Requirements
Report all lines from the entries below in which "drei" appears.

Source records
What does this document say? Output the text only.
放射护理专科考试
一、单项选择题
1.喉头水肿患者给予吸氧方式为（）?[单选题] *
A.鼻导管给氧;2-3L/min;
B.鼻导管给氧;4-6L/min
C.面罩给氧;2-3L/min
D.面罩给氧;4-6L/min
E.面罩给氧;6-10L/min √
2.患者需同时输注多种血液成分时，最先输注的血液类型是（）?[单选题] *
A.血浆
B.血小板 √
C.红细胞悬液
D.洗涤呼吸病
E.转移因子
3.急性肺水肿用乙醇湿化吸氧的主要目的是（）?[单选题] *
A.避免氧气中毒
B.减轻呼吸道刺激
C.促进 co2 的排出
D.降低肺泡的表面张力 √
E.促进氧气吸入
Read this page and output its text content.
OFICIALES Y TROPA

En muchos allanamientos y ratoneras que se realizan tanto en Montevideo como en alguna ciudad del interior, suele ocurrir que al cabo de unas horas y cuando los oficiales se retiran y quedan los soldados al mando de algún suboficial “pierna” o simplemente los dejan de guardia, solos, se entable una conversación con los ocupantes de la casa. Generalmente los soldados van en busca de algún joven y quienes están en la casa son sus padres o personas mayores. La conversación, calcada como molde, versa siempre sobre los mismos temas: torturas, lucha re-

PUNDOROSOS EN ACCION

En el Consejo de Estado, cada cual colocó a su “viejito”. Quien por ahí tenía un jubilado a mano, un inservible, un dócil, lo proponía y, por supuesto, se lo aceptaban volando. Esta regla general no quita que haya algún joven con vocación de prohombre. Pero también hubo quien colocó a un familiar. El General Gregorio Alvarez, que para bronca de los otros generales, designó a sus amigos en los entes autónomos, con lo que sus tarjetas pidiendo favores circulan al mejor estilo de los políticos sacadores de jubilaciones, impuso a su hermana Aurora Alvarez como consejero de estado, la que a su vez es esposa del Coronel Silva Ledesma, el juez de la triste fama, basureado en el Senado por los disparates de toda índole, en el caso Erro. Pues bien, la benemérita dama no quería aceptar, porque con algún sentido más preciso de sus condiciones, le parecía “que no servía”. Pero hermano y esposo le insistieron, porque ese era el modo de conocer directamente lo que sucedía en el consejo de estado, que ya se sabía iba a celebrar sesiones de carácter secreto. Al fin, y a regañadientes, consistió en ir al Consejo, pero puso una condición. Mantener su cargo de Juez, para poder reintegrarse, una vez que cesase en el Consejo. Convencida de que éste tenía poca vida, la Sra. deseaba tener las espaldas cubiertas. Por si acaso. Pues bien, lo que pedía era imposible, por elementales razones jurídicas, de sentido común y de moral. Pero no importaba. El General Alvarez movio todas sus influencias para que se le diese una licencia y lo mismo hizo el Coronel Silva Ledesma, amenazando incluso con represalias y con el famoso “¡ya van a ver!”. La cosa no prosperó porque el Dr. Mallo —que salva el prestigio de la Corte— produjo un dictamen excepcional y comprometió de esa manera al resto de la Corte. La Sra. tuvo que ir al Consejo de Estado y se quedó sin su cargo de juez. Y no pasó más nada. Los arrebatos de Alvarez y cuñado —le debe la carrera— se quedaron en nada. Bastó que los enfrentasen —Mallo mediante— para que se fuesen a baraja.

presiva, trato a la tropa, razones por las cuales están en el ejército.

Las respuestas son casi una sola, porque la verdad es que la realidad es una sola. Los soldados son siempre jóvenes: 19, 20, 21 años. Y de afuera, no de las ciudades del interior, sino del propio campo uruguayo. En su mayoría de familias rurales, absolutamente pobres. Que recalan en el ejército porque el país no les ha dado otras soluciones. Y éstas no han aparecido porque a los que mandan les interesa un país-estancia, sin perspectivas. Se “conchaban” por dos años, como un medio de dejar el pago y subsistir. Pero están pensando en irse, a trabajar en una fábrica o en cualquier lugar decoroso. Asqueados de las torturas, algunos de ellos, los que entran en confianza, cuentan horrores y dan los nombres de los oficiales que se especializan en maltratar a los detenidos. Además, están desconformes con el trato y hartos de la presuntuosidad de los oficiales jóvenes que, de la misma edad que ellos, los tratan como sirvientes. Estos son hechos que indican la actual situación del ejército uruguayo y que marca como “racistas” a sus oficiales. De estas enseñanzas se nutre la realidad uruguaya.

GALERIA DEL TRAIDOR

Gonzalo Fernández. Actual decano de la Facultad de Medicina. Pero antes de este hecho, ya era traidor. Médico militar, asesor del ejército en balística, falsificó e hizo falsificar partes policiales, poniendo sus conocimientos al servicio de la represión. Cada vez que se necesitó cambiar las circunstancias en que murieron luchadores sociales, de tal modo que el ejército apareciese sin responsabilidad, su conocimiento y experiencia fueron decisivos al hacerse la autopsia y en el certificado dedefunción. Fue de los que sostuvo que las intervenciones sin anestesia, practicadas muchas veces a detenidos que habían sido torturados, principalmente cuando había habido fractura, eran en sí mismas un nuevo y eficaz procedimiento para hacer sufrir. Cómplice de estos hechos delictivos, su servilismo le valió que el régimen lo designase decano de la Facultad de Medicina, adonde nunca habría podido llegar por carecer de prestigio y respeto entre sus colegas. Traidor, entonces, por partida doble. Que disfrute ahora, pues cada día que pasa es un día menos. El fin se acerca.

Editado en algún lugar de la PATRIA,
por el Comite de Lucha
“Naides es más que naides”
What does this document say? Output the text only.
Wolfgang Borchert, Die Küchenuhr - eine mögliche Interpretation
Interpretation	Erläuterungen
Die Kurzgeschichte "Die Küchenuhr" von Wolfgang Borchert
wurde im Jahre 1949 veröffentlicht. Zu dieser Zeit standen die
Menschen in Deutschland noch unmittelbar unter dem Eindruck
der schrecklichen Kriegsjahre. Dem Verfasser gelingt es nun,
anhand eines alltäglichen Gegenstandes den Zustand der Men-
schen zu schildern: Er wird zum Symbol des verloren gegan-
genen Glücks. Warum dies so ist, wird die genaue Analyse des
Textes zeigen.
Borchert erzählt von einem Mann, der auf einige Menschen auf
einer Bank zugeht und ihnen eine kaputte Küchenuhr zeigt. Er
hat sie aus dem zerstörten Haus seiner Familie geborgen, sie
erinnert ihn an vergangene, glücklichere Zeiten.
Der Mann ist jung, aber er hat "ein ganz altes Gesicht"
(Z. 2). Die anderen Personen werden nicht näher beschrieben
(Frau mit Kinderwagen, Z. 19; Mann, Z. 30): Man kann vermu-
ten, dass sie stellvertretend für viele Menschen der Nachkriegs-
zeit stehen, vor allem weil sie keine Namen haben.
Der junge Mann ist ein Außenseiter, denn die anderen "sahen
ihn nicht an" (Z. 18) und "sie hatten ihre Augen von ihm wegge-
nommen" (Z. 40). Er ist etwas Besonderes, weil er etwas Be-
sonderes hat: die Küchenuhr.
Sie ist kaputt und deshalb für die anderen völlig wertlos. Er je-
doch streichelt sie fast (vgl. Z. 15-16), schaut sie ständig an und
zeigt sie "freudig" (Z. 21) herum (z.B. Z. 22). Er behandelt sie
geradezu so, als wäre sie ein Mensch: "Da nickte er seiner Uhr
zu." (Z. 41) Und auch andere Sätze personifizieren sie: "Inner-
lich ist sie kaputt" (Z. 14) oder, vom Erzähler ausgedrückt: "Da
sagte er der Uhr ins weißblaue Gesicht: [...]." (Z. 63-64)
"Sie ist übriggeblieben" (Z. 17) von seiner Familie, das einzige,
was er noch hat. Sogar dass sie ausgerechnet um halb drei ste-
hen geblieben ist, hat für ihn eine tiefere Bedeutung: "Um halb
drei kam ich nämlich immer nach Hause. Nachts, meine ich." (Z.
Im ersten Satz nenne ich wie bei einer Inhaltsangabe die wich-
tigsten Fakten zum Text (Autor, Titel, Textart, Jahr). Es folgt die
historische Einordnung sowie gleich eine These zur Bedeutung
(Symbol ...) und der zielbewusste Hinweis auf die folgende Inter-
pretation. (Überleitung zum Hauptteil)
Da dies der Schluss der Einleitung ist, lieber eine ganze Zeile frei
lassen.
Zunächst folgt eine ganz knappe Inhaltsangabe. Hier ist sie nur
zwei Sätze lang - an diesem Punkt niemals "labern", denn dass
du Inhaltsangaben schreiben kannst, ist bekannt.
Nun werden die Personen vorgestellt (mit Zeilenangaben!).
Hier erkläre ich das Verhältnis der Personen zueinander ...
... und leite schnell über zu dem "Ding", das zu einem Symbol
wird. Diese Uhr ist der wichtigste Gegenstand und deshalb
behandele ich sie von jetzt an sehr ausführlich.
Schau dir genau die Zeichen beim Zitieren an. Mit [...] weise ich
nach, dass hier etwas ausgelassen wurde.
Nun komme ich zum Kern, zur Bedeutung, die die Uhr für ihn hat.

Task result
was er noch hat. Sogar dass sie ausgerechnet um halb drei ste-
drei kam ich nämlich immer nach Hause. Nachts, meine ich." (Z.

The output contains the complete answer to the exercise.